STATED PROBLEM: Transcribe all of the data exactly. Omit the pictures.

THE DATA:
<<<<

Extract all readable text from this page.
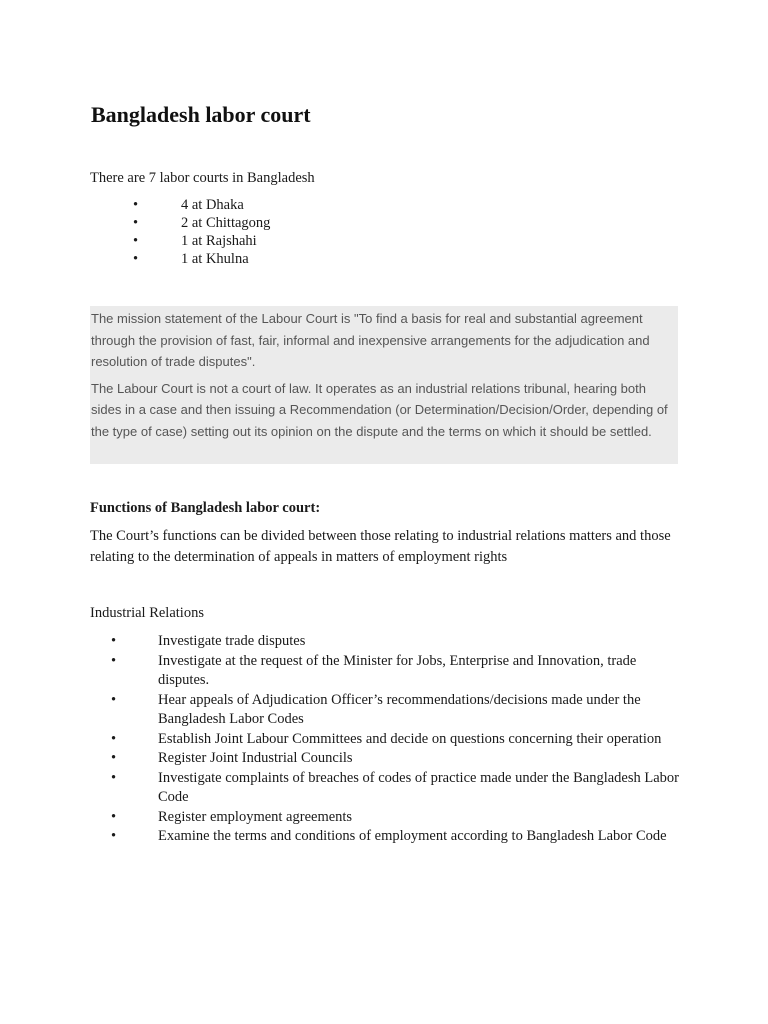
Bangladesh labor court

There are 7 labor courts in Bangladesh

•	4 at Dhaka
•	2 at Chittagong
•	1 at Rajshahi
•	1 at Khulna

The mission statement of the Labour Court is "To find a basis for real and substantial agreement through the provision of fast, fair, informal and inexpensive arrangements for the adjudication and resolution of trade disputes".

The Labour Court is not a court of law. It operates as an industrial relations tribunal, hearing both sides in a case and then issuing a Recommendation (or Determination/Decision/Order, depending of the type of case) setting out its opinion on the dispute and the terms on which it should be settled.

Functions of Bangladesh labor court:

The Court’s functions can be divided between those relating to industrial relations matters and those relating to the determination of appeals in matters of employment rights

Industrial Relations

•	Investigate trade disputes
•	Investigate at the request of the Minister for Jobs, Enterprise and Innovation, trade disputes.
•	Hear appeals of Adjudication Officer’s recommendations/decisions made under the Bangladesh Labor Codes
•	Establish Joint Labour Committees and decide on questions concerning their operation
•	Register Joint Industrial Councils
•	Investigate complaints of breaches of codes of practice made under the Bangladesh Labor Code
•	Register employment agreements
•	Examine the terms and conditions of employment according to Bangladesh Labor Code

>>>>

THE REPLY:
Extract all readable text from this page.
Bangladesh labor court

There are 7 labor courts in Bangladesh

•	4 at Dhaka
•	2 at Chittagong
•	1 at Rajshahi
•	1 at Khulna

The mission statement of the Labour Court is "To find a basis for real and substantial agreement through the provision of fast, fair, informal and inexpensive arrangements for the adjudication and resolution of trade disputes".

The Labour Court is not a court of law. It operates as an industrial relations tribunal, hearing both sides in a case and then issuing a Recommendation (or Determination/Decision/Order, depending of the type of case) setting out its opinion on the dispute and the terms on which it should be settled.

Functions of Bangladesh labor court:

The Court’s functions can be divided between those relating to industrial relations matters and those relating to the determination of appeals in matters of employment rights

Industrial Relations

•	Investigate trade disputes
•	Investigate at the request of the Minister for Jobs, Enterprise and Innovation, trade disputes.
•	Hear appeals of Adjudication Officer’s recommendations/decisions made under the Bangladesh Labor Codes
•	Establish Joint Labour Committees and decide on questions concerning their operation
•	Register Joint Industrial Councils
•	Investigate complaints of breaches of codes of practice made under the Bangladesh Labor Code
•	Register employment agreements
•	Examine the terms and conditions of employment according to Bangladesh Labor Code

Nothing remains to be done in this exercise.